Data excerpts —
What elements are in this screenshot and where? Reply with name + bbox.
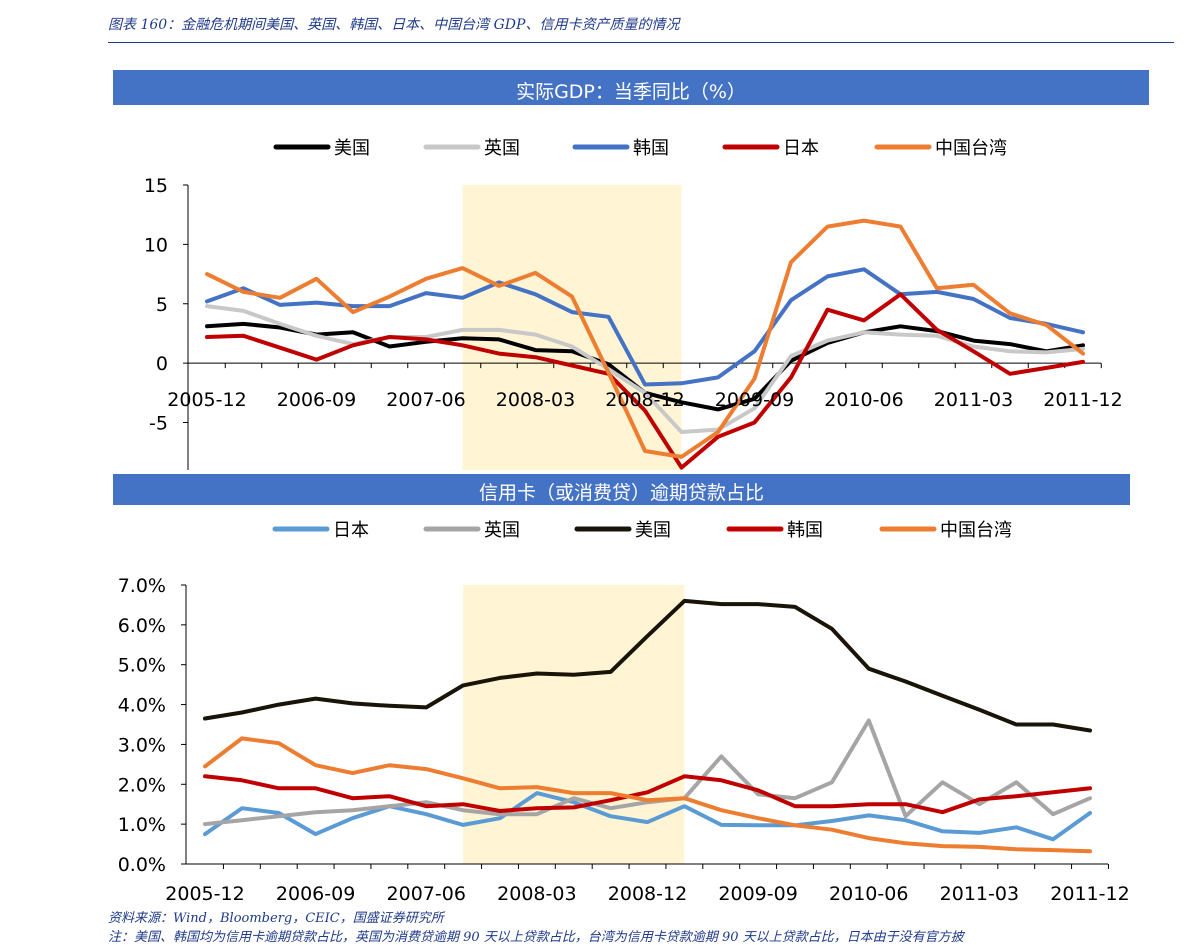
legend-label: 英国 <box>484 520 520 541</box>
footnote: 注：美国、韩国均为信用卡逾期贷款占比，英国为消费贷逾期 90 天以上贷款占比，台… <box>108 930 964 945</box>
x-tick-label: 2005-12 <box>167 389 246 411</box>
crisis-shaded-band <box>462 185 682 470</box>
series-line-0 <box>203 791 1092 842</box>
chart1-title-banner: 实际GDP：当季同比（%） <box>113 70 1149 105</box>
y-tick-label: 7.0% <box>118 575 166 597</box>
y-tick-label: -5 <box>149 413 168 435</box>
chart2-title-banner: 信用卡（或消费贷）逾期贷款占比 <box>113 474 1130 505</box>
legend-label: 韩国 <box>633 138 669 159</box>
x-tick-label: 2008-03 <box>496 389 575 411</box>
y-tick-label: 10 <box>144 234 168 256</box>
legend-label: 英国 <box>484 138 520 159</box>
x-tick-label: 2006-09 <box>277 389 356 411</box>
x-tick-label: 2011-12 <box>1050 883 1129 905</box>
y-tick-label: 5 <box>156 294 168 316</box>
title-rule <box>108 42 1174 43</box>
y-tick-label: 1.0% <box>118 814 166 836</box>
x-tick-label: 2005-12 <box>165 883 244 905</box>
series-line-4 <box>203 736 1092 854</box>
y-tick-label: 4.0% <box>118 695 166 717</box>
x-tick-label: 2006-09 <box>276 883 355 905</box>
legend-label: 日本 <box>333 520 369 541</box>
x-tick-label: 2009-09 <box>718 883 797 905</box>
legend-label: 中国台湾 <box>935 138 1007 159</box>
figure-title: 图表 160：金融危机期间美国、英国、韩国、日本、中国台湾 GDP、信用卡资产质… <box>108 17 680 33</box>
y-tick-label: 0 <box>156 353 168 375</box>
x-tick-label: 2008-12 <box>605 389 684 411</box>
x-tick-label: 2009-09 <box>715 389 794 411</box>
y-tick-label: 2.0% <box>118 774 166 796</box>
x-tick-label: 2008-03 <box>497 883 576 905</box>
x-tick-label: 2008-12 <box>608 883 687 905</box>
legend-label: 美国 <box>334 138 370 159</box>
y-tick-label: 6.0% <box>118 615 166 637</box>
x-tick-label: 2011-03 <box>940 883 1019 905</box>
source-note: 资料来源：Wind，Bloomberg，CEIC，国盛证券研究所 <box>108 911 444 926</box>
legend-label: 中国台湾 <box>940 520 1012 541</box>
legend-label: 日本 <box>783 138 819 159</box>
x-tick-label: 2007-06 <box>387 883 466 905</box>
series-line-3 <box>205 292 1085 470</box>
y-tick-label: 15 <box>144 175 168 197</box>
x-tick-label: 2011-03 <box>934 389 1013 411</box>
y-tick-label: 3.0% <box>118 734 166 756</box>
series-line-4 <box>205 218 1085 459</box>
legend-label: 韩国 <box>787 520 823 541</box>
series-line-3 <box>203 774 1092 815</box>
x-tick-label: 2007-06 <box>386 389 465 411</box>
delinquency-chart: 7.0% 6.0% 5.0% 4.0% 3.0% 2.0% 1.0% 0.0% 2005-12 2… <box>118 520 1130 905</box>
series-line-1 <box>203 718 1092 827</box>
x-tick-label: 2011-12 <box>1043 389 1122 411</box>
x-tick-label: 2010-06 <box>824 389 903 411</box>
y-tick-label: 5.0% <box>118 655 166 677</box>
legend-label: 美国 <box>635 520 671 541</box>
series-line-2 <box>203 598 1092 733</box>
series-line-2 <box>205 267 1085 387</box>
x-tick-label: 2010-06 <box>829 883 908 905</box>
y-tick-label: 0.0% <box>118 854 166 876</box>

Goal — Can you update the part of the entries that opens with the line containing "legend-label: 英国 <box>484 520 520 541</box>" and closes with the line containing "x-tick-label: 2008-03 <box>497", replacing "y-tick-label" with "y-axis-label" and leaving everything else unchanged?

Expected answer —
legend-label: 英国 <box>484 520 520 541</box>
footnote: 注：美国、韩国均为信用卡逾期贷款占比，英国为消费贷逾期 90 天以上贷款占比，台… <box>108 930 964 945</box>
x-tick-label: 2005-12 <box>167 389 246 411</box>
crisis-shaded-band <box>462 185 682 470</box>
series-line-0 <box>203 791 1092 842</box>
chart1-title-banner: 实际GDP：当季同比（%） <box>113 70 1149 105</box>
y-axis-label: 7.0% <box>118 575 166 597</box>
y-axis-label: -5 <box>149 413 168 435</box>
chart2-title-banner: 信用卡（或消费贷）逾期贷款占比 <box>113 474 1130 505</box>
legend-label: 韩国 <box>633 138 669 159</box>
x-tick-label: 2008-03 <box>496 389 575 411</box>
y-axis-label: 10 <box>144 234 168 256</box>
legend-label: 英国 <box>484 138 520 159</box>
x-tick-label: 2006-09 <box>277 389 356 411</box>
x-tick-label: 2011-12 <box>1050 883 1129 905</box>
y-axis-label: 5 <box>156 294 168 316</box>
title-rule <box>108 42 1174 43</box>
y-axis-label: 1.0% <box>118 814 166 836</box>
x-tick-label: 2005-12 <box>165 883 244 905</box>
series-line-4 <box>203 736 1092 854</box>
y-axis-label: 4.0% <box>118 695 166 717</box>
x-tick-label: 2006-09 <box>276 883 355 905</box>
legend-label: 日本 <box>333 520 369 541</box>
x-tick-label: 2009-09 <box>718 883 797 905</box>
legend-label: 中国台湾 <box>935 138 1007 159</box>
figure-title: 图表 160：金融危机期间美国、英国、韩国、日本、中国台湾 GDP、信用卡资产质… <box>108 17 680 33</box>
y-axis-label: 0 <box>156 353 168 375</box>
x-tick-label: 2008-12 <box>605 389 684 411</box>
x-tick-label: 2009-09 <box>715 389 794 411</box>
y-axis-label: 2.0% <box>118 774 166 796</box>
x-tick-label: 2008-03 <box>497 883 576 905</box>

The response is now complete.